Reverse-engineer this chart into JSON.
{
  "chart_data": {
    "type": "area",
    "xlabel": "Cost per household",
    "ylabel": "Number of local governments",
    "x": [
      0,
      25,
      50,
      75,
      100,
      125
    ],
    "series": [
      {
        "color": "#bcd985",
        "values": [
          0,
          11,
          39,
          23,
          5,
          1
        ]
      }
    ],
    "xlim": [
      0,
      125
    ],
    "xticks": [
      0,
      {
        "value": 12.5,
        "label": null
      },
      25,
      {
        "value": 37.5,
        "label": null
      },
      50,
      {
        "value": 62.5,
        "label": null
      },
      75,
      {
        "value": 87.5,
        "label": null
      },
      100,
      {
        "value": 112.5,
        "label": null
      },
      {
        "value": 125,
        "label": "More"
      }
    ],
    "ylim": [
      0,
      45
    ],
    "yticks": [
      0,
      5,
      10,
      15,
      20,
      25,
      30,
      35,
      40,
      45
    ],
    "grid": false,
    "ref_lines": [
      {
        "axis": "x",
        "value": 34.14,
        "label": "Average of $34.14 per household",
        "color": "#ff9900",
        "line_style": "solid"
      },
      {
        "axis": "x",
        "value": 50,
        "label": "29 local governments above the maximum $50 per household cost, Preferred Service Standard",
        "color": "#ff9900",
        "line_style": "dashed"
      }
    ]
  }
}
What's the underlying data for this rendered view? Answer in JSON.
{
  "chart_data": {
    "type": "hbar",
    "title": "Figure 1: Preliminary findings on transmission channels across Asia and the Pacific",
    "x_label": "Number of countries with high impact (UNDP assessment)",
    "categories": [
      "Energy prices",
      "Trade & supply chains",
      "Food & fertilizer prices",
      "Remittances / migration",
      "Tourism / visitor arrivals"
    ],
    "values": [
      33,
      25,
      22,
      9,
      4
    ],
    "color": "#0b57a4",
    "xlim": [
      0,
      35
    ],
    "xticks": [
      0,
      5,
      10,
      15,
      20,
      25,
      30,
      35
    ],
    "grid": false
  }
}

### To be done
Restate the whole listing exactly, leaving out nothing.

### Task output
Reverse-engineer this chart into JSON.
{
  "chart_data": {
    "type": "area",
    "xlabel": "Cost per household",
    "ylabel": "Number of local governments",
    "x": [
      0,
      25,
      50,
      75,
      100,
      125
    ],
    "series": [
      {
        "color": "#bcd985",
        "values": [
          0,
          11,
          39,
          23,
          5,
          1
        ]
      }
    ],
    "xlim": [
      0,
      125
    ],
    "xticks": [
      0,
      {
        "value": 12.5,
        "label": null
      },
      25,
      {
        "value": 37.5,
        "label": null
      },
      50,
      {
        "value": 62.5,
        "label": null
      },
      75,
      {
        "value": 87.5,
        "label": null
      },
      100,
      {
        "value": 112.5,
        "label": null
      },
      {
        "value": 125,
        "label": "More"
      }
    ],
    "ylim": [
      0,
      45
    ],
    "yticks": [
      0,
      5,
      10,
      15,
      20,
      25,
      30,
      35,
      40,
      45
    ],
    "grid": false,
    "ref_lines": [
      {
        "axis": "x",
        "value": 34.14,
        "label": "Average of $34.14 per household",
        "color": "#ff9900",
        "line_style": "solid"
      },
      {
        "axis": "x",
        "value": 50,
        "label": "29 local governments above the maximum $50 per household cost, Preferred Service Standard",
        "color": "#ff9900",
        "line_style": "dashed"
      }
    ]
  }
}
What's the underlying data for this rendered view? Answer in JSON.
{
  "chart_data": {
    "type": "hbar",
    "title": "Figure 1: Preliminary findings on transmission channels across Asia and the Pacific",
    "x_label": "Number of countries with high impact (UNDP assessment)",
    "categories": [
      "Energy prices",
      "Trade & supply chains",
      "Food & fertilizer prices",
      "Remittances / migration",
      "Tourism / visitor arrivals"
    ],
    "values": [
      33,
      25,
      22,
      9,
      4
    ],
    "color": "#0b57a4",
    "xlim": [
      0,
      35
    ],
    "xticks": [
      0,
      5,
      10,
      15,
      20,
      25,
      30,
      35
    ],
    "grid": false
  }
}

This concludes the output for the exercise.